WRITTEN PROBLEM: Print out the entries below with no edits.

PROVIDED RECORDS:
***

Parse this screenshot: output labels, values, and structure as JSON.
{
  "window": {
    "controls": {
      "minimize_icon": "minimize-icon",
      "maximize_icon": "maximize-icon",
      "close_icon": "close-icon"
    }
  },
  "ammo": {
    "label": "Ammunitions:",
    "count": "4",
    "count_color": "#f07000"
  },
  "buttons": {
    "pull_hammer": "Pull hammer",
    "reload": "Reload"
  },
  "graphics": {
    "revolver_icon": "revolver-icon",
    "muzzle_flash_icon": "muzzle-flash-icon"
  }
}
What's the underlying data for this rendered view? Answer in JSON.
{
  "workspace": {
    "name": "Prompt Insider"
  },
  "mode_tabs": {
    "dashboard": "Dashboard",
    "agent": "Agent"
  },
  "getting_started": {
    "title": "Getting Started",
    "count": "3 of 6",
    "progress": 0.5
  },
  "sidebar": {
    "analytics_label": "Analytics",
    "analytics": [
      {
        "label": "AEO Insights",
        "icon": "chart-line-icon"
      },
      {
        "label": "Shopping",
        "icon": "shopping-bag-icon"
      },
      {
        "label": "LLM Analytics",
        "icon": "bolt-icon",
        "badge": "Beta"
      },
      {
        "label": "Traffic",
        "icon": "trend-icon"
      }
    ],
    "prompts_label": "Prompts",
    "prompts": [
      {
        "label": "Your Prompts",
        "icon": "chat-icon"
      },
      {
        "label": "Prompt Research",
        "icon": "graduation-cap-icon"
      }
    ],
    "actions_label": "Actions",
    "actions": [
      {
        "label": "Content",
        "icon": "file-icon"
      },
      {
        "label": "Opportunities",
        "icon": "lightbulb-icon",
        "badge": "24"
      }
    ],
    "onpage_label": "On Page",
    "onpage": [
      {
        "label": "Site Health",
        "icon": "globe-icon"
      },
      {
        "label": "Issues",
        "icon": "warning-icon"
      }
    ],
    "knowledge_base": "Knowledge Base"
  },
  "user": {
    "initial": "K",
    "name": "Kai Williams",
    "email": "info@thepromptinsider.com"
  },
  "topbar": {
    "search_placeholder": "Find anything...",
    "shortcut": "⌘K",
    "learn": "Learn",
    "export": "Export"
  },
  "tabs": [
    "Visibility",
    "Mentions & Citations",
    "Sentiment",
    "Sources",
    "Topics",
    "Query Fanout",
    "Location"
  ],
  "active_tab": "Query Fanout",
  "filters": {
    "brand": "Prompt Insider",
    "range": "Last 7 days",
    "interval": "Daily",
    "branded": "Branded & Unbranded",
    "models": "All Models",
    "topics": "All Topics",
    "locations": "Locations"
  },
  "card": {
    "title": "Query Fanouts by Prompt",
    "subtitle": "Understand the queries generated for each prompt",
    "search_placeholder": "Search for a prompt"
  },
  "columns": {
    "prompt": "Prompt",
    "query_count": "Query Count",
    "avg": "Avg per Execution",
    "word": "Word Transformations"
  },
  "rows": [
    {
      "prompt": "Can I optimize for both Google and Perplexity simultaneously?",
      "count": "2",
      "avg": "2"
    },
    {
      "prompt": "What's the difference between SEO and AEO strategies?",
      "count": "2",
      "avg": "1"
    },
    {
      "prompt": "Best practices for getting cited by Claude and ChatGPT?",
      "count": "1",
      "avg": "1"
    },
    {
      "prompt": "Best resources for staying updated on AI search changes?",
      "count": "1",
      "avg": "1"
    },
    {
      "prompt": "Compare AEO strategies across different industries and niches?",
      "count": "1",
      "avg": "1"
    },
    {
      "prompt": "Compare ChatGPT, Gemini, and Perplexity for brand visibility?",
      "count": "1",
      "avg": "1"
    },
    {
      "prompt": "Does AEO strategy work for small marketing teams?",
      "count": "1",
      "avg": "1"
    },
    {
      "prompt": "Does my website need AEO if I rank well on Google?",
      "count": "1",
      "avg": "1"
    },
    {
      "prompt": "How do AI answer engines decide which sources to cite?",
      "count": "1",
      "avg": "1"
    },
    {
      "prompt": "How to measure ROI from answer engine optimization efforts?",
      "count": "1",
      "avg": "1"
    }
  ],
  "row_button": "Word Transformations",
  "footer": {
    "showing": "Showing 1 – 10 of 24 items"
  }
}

***

EXERCISE OUTPUT:
Parse this screenshot: output labels, values, and structure as JSON.
{
  "window": {
    "controls": {
      "minimize_icon": "minimize-icon",
      "maximize_icon": "maximize-icon",
      "close_icon": "close-icon"
    }
  },
  "ammo": {
    "label": "Ammunitions:",
    "count": "4",
    "count_color": "#f07000"
  },
  "buttons": {
    "pull_hammer": "Pull hammer",
    "reload": "Reload"
  },
  "graphics": {
    "revolver_icon": "revolver-icon",
    "muzzle_flash_icon": "muzzle-flash-icon"
  }
}
What's the underlying data for this rendered view? Answer in JSON.
{
  "workspace": {
    "name": "Prompt Insider"
  },
  "mode_tabs": {
    "dashboard": "Dashboard",
    "agent": "Agent"
  },
  "getting_started": {
    "title": "Getting Started",
    "count": "3 of 6",
    "progress": 0.5
  },
  "sidebar": {
    "analytics_label": "Analytics",
    "analytics": [
      {
        "label": "AEO Insights",
        "icon": "chart-line-icon"
      },
      {
        "label": "Shopping",
        "icon": "shopping-bag-icon"
      },
      {
        "label": "LLM Analytics",
        "icon": "bolt-icon",
        "badge": "Beta"
      },
      {
        "label": "Traffic",
        "icon": "trend-icon"
      }
    ],
    "prompts_label": "Prompts",
    "prompts": [
      {
        "label": "Your Prompts",
        "icon": "chat-icon"
      },
      {
        "label": "Prompt Research",
        "icon": "graduation-cap-icon"
      }
    ],
    "actions_label": "Actions",
    "actions": [
      {
        "label": "Content",
        "icon": "file-icon"
      },
      {
        "label": "Opportunities",
        "icon": "lightbulb-icon",
        "badge": "24"
      }
    ],
    "onpage_label": "On Page",
    "onpage": [
      {
        "label": "Site Health",
        "icon": "globe-icon"
      },
      {
        "label": "Issues",
        "icon": "warning-icon"
      }
    ],
    "knowledge_base": "Knowledge Base"
  },
  "user": {
    "initial": "K",
    "name": "Kai Williams",
    "email": "info@thepromptinsider.com"
  },
  "topbar": {
    "search_placeholder": "Find anything...",
    "shortcut": "⌘K",
    "learn": "Learn",
    "export": "Export"
  },
  "tabs": [
    "Visibility",
    "Mentions & Citations",
    "Sentiment",
    "Sources",
    "Topics",
    "Query Fanout",
    "Location"
  ],
  "active_tab": "Query Fanout",
  "filters": {
    "brand": "Prompt Insider",
    "range": "Last 7 days",
    "interval": "Daily",
    "branded": "Branded & Unbranded",
    "models": "All Models",
    "topics": "All Topics",
    "locations": "Locations"
  },
  "card": {
    "title": "Query Fanouts by Prompt",
    "subtitle": "Understand the queries generated for each prompt",
    "search_placeholder": "Search for a prompt"
  },
  "columns": {
    "prompt": "Prompt",
    "query_count": "Query Count",
    "avg": "Avg per Execution",
    "word": "Word Transformations"
  },
  "rows": [
    {
      "prompt": "Can I optimize for both Google and Perplexity simultaneously?",
      "count": "2",
      "avg": "2"
    },
    {
      "prompt": "What's the difference between SEO and AEO strategies?",
      "count": "2",
      "avg": "1"
    },
    {
      "prompt": "Best practices for getting cited by Claude and ChatGPT?",
      "count": "1",
      "avg": "1"
    },
    {
      "prompt": "Best resources for staying updated on AI search changes?",
      "count": "1",
      "avg": "1"
    },
    {
      "prompt": "Compare AEO strategies across different industries and niches?",
      "count": "1",
      "avg": "1"
    },
    {
      "prompt": "Compare ChatGPT, Gemini, and Perplexity for brand visibility?",
      "count": "1",
      "avg": "1"
    },
    {
      "prompt": "Does AEO strategy work for small marketing teams?",
      "count": "1",
      "avg": "1"
    },
    {
      "prompt": "Does my website need AEO if I rank well on Google?",
      "count": "1",
      "avg": "1"
    },
    {
      "prompt": "How do AI answer engines decide which sources to cite?",
      "count": "1",
      "avg": "1"
    },
    {
      "prompt": "How to measure ROI from answer engine optimization efforts?",
      "count": "1",
      "avg": "1"
    }
  ],
  "row_button": "Word Transformations",
  "footer": {
    "showing": "Showing 1 – 10 of 24 items"
  }
}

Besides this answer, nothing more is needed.